[Dataset listings of figures]
************
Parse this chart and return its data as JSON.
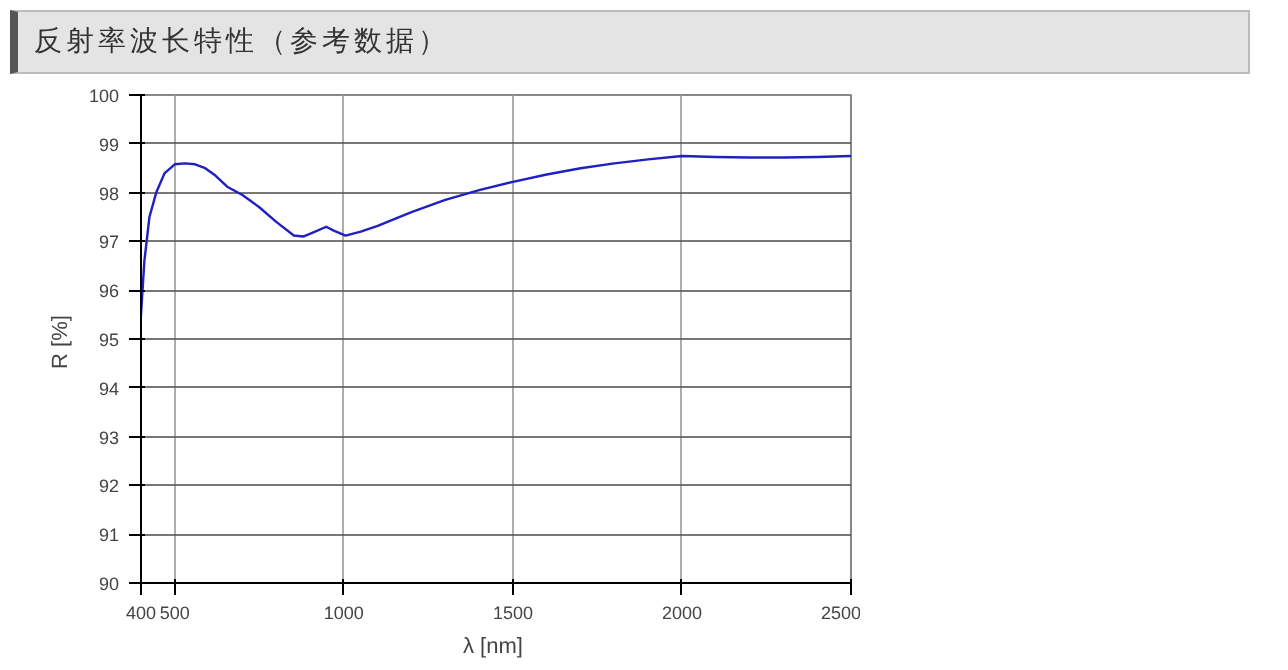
{
  "chart_data": {
    "type": "line",
    "title": "反射率波长特性（参考数据）",
    "xlabel": "λ  [nm]",
    "ylabel": "R  [%]",
    "xlim": [
      400,
      2500
    ],
    "ylim": [
      90,
      100
    ],
    "xticks": [
      400,
      500,
      1000,
      1500,
      2000,
      2500
    ],
    "yticks": [
      90,
      91,
      92,
      93,
      94,
      95,
      96,
      97,
      98,
      99,
      100
    ],
    "grid": true,
    "series": [
      {
        "color": "#2020c0",
        "x": [
          400,
          410,
          425,
          445,
          470,
          500,
          530,
          560,
          590,
          620,
          655,
          700,
          750,
          800,
          852,
          880,
          915,
          948,
          970,
          1005,
          1050,
          1100,
          1200,
          1300,
          1400,
          1500,
          1600,
          1700,
          1800,
          1900,
          2000,
          2100,
          2200,
          2300,
          2400,
          2500
        ],
        "values": [
          95.5,
          96.6,
          97.5,
          98.0,
          98.4,
          98.58,
          98.6,
          98.58,
          98.5,
          98.35,
          98.12,
          97.95,
          97.7,
          97.4,
          97.12,
          97.1,
          97.2,
          97.3,
          97.22,
          97.12,
          97.2,
          97.32,
          97.6,
          97.85,
          98.05,
          98.22,
          98.37,
          98.5,
          98.6,
          98.68,
          98.75,
          98.73,
          98.72,
          98.72,
          98.73,
          98.75
        ]
      }
    ]
  }
}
************
#### DIRECTIONS:
Reproduce the entries above exactly. Do not include the images.

#### REPLY:
Parse this chart and return its data as JSON.
{
  "chart_data": {
    "type": "line",
    "title": "反射率波长特性（参考数据）",
    "xlabel": "λ  [nm]",
    "ylabel": "R  [%]",
    "xlim": [
      400,
      2500
    ],
    "ylim": [
      90,
      100
    ],
    "xticks": [
      400,
      500,
      1000,
      1500,
      2000,
      2500
    ],
    "yticks": [
      90,
      91,
      92,
      93,
      94,
      95,
      96,
      97,
      98,
      99,
      100
    ],
    "grid": true,
    "series": [
      {
        "color": "#2020c0",
        "x": [
          400,
          410,
          425,
          445,
          470,
          500,
          530,
          560,
          590,
          620,
          655,
          700,
          750,
          800,
          852,
          880,
          915,
          948,
          970,
          1005,
          1050,
          1100,
          1200,
          1300,
          1400,
          1500,
          1600,
          1700,
          1800,
          1900,
          2000,
          2100,
          2200,
          2300,
          2400,
          2500
        ],
        "values": [
          95.5,
          96.6,
          97.5,
          98.0,
          98.4,
          98.58,
          98.6,
          98.58,
          98.5,
          98.35,
          98.12,
          97.95,
          97.7,
          97.4,
          97.12,
          97.1,
          97.2,
          97.3,
          97.22,
          97.12,
          97.2,
          97.32,
          97.6,
          97.85,
          98.05,
          98.22,
          98.37,
          98.5,
          98.6,
          98.68,
          98.75,
          98.73,
          98.72,
          98.72,
          98.73,
          98.75
        ]
      }
    ]
  }
}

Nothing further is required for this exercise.